Records from a data source:
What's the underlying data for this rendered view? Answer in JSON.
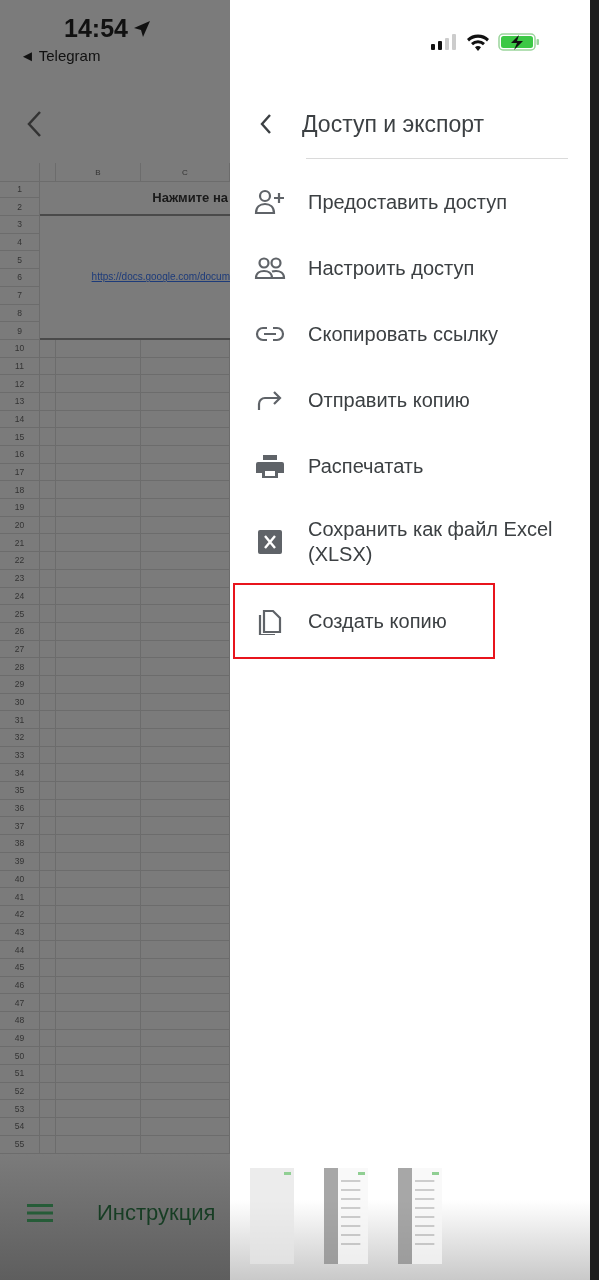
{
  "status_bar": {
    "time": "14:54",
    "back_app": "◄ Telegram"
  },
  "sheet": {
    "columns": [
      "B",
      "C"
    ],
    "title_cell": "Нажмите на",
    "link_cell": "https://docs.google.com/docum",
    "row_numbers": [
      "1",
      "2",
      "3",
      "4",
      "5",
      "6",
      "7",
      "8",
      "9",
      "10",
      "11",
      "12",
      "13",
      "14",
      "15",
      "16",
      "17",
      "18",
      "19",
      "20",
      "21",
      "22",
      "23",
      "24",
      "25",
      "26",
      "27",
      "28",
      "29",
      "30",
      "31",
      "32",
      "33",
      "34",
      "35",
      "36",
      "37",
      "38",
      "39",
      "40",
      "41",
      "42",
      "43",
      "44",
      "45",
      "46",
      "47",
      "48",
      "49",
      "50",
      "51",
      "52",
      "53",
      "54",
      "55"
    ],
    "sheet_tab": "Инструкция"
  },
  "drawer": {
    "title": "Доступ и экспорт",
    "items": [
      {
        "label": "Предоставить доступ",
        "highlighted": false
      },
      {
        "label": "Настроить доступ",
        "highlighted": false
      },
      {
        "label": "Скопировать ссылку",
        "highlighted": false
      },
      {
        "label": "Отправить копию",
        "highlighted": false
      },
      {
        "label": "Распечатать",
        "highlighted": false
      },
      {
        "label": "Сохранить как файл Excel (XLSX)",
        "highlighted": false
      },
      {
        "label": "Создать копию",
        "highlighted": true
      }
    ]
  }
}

THE REQUEST:
Return the lines of the records that include the string "копию".

EXERCISE OUTPUT:
        "label": "Отправить копию",
        "label": "Создать копию",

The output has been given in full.